Supplied data:
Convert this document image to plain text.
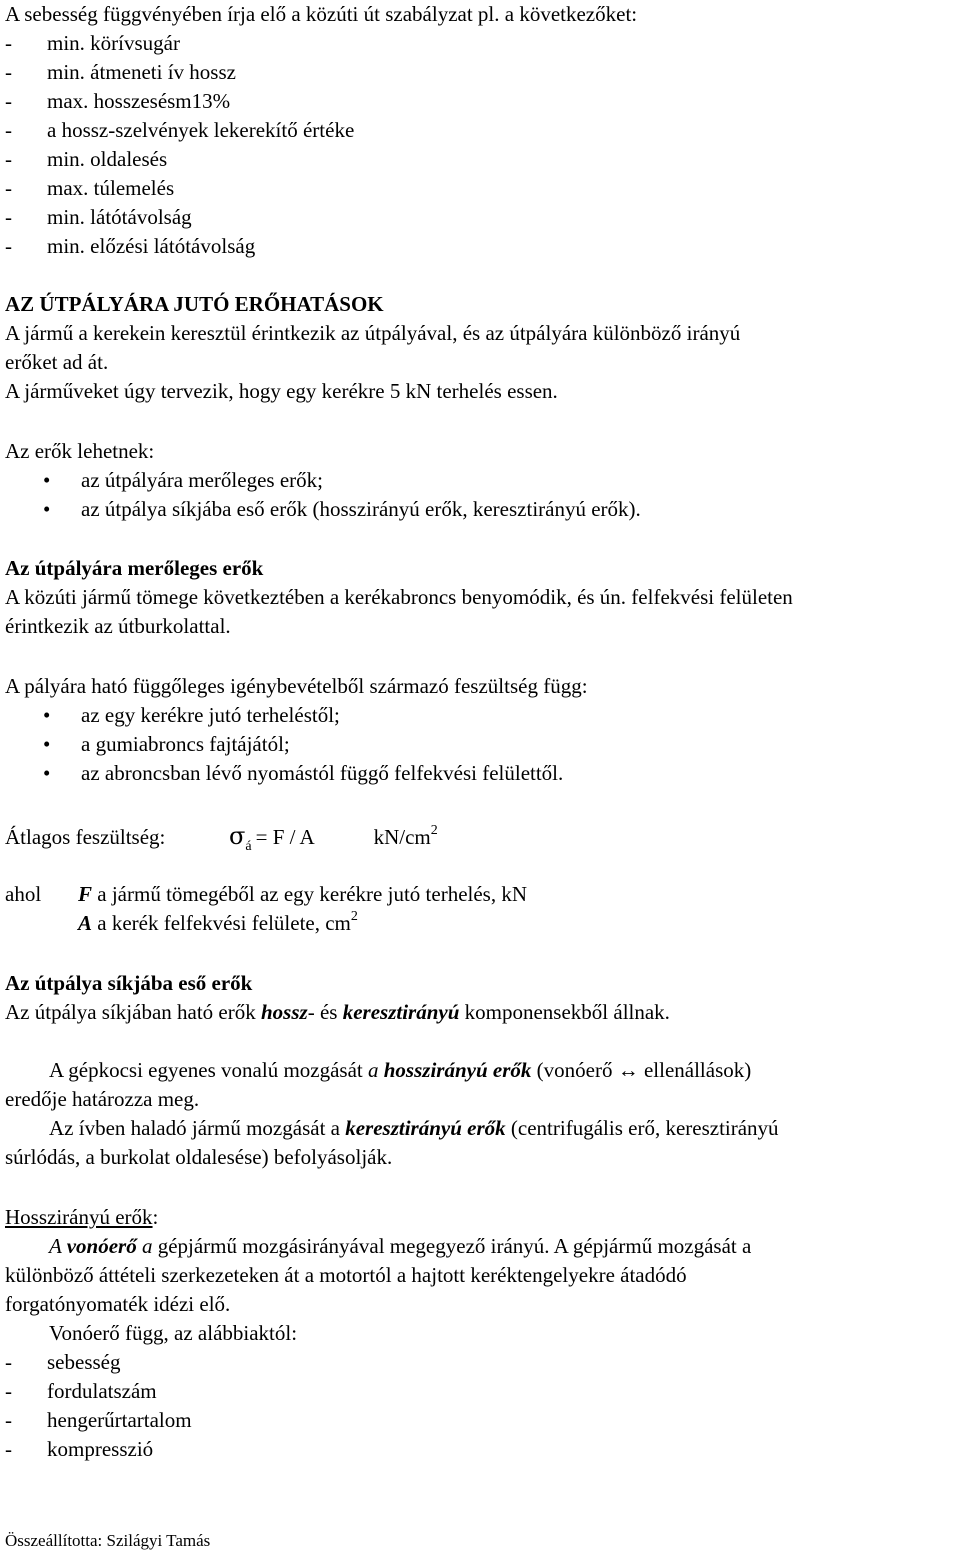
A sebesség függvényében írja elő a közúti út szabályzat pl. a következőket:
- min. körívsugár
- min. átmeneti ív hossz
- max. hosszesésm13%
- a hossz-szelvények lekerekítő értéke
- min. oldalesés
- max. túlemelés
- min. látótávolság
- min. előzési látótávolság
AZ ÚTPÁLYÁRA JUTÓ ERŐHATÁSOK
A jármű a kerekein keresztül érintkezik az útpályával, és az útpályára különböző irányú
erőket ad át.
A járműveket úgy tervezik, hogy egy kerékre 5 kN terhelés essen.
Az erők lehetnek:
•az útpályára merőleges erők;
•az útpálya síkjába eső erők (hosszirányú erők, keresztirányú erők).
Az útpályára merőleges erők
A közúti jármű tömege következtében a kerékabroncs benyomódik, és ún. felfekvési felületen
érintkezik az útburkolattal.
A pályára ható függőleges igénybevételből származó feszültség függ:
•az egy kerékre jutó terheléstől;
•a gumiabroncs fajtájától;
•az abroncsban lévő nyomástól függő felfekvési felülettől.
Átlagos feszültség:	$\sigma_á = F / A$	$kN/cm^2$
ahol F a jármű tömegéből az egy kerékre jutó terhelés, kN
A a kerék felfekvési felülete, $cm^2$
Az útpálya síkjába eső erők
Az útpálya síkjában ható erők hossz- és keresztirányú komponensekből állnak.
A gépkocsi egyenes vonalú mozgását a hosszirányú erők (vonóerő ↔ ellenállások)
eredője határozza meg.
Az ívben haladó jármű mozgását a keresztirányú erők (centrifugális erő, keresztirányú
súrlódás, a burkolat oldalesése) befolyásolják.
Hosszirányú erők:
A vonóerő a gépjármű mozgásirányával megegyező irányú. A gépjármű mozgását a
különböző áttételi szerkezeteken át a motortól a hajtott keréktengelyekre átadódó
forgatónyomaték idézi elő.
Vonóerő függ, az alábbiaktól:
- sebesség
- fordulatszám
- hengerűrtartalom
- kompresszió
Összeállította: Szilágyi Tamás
---
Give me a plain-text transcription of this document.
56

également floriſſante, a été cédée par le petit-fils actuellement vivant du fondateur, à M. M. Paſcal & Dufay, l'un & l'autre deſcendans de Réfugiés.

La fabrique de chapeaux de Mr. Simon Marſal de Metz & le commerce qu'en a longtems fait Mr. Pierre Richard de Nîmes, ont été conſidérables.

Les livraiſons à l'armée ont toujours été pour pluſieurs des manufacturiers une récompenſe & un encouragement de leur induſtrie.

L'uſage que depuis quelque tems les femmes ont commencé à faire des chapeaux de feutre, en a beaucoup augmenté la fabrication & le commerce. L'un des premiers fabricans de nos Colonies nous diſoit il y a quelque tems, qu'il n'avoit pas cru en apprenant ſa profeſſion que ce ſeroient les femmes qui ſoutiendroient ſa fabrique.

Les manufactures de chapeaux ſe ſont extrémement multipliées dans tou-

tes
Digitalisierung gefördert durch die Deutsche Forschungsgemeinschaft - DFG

What needs to be done: Pull out all lines from the entries above that include the word "keresztirányú".

Result:
•az útpálya síkjába eső erők (hosszirányú erők, keresztirányú erők).
Az útpálya síkjában ható erők hossz- és keresztirányú komponensekből állnak.
Az ívben haladó jármű mozgását a keresztirányú erők (centrifugális erő, keresztirányú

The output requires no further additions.